▶ The problem: Every line of the records below should be restated exactly.

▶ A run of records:
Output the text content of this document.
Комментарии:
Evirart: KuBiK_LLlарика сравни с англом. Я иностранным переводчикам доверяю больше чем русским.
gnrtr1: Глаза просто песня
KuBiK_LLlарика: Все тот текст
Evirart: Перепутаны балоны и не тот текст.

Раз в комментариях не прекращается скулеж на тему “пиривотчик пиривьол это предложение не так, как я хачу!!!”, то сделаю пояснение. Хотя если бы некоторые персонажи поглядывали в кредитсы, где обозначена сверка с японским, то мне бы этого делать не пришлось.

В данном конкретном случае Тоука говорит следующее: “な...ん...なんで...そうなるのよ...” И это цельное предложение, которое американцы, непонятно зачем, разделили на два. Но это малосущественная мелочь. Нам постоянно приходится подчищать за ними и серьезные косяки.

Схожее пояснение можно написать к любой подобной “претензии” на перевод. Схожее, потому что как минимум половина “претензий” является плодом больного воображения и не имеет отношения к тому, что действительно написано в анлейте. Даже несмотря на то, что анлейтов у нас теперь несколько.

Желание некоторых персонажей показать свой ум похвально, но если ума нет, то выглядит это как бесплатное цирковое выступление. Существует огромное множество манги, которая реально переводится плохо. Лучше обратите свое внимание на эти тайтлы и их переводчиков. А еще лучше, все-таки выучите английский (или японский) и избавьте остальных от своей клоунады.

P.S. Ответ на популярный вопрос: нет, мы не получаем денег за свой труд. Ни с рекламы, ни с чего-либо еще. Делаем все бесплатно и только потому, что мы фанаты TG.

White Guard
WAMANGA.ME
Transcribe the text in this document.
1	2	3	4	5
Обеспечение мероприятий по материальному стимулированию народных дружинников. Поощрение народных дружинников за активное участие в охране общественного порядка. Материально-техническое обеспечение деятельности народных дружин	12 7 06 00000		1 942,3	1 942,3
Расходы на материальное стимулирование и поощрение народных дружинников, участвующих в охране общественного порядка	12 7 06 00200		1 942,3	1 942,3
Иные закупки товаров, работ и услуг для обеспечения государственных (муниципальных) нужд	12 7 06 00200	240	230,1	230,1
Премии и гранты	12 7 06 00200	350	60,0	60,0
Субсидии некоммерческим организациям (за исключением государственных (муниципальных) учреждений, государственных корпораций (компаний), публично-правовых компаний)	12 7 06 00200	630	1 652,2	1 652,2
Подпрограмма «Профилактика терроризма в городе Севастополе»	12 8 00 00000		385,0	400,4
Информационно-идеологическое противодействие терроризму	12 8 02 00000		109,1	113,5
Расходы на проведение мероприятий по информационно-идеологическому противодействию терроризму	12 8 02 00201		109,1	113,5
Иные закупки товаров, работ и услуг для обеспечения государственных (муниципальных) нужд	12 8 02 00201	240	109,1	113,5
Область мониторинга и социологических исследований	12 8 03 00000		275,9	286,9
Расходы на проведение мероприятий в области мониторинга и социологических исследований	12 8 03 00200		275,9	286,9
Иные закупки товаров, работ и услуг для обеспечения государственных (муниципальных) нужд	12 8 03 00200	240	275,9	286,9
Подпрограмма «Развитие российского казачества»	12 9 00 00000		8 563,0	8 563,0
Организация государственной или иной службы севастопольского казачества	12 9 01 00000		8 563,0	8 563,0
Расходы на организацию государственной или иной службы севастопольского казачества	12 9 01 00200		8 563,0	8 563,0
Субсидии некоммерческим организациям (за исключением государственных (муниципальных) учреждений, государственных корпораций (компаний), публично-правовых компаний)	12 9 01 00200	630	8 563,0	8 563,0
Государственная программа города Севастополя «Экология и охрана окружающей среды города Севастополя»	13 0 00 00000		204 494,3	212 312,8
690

▶ Task output:
Output the text content of this document.
Комментарии:
Evirart: KuBiK_LLlарика сравни с англом. Я иностранным переводчикам доверяю больше чем русским.
gnrtr1: Глаза просто песня
KuBiK_LLlарика: Все тот текст
Evirart: Перепутаны балоны и не тот текст.

Раз в комментариях не прекращается скулеж на тему “пиривотчик пиривьол это предложение не так, как я хачу!!!”, то сделаю пояснение. Хотя если бы некоторые персонажи поглядывали в кредитсы, где обозначена сверка с японским, то мне бы этого делать не пришлось.

В данном конкретном случае Тоука говорит следующее: “な...ん...なんで...そうなるのよ...” И это цельное предложение, которое американцы, непонятно зачем, разделили на два. Но это малосущественная мелочь. Нам постоянно приходится подчищать за ними и серьезные косяки.

Схожее пояснение можно написать к любой подобной “претензии” на перевод. Схожее, потому что как минимум половина “претензий” является плодом больного воображения и не имеет отношения к тому, что действительно написано в анлейте. Даже несмотря на то, что анлейтов у нас теперь несколько.

Желание некоторых персонажей показать свой ум похвально, но если ума нет, то выглядит это как бесплатное цирковое выступление. Существует огромное множество манги, которая реально переводится плохо. Лучше обратите свое внимание на эти тайтлы и их переводчиков. А еще лучше, все-таки выучите английский (или японский) и избавьте остальных от своей клоунады.

P.S. Ответ на популярный вопрос: нет, мы не получаем денег за свой труд. Ни с рекламы, ни с чего-либо еще. Делаем все бесплатно и только потому, что мы фанаты TG.

White Guard
WAMANGA.ME
Transcribe the text in this document.
1	2	3	4	5
Обеспечение мероприятий по материальному стимулированию народных дружинников. Поощрение народных дружинников за активное участие в охране общественного порядка. Материально-техническое обеспечение деятельности народных дружин	12 7 06 00000		1 942,3	1 942,3
Расходы на материальное стимулирование и поощрение народных дружинников, участвующих в охране общественного порядка	12 7 06 00200		1 942,3	1 942,3
Иные закупки товаров, работ и услуг для обеспечения государственных (муниципальных) нужд	12 7 06 00200	240	230,1	230,1
Премии и гранты	12 7 06 00200	350	60,0	60,0
Субсидии некоммерческим организациям (за исключением государственных (муниципальных) учреждений, государственных корпораций (компаний), публично-правовых компаний)	12 7 06 00200	630	1 652,2	1 652,2
Подпрограмма «Профилактика терроризма в городе Севастополе»	12 8 00 00000		385,0	400,4
Информационно-идеологическое противодействие терроризму	12 8 02 00000		109,1	113,5
Расходы на проведение мероприятий по информационно-идеологическому противодействию терроризму	12 8 02 00201		109,1	113,5
Иные закупки товаров, работ и услуг для обеспечения государственных (муниципальных) нужд	12 8 02 00201	240	109,1	113,5
Область мониторинга и социологических исследований	12 8 03 00000		275,9	286,9
Расходы на проведение мероприятий в области мониторинга и социологических исследований	12 8 03 00200		275,9	286,9
Иные закупки товаров, работ и услуг для обеспечения государственных (муниципальных) нужд	12 8 03 00200	240	275,9	286,9
Подпрограмма «Развитие российского казачества»	12 9 00 00000		8 563,0	8 563,0
Организация государственной или иной службы севастопольского казачества	12 9 01 00000		8 563,0	8 563,0
Расходы на организацию государственной или иной службы севастопольского казачества	12 9 01 00200		8 563,0	8 563,0
Субсидии некоммерческим организациям (за исключением государственных (муниципальных) учреждений, государственных корпораций (компаний), публично-правовых компаний)	12 9 01 00200	630	8 563,0	8 563,0
Государственная программа города Севастополя «Экология и охрана окружающей среды города Севастополя»	13 0 00 00000		204 494,3	212 312,8
690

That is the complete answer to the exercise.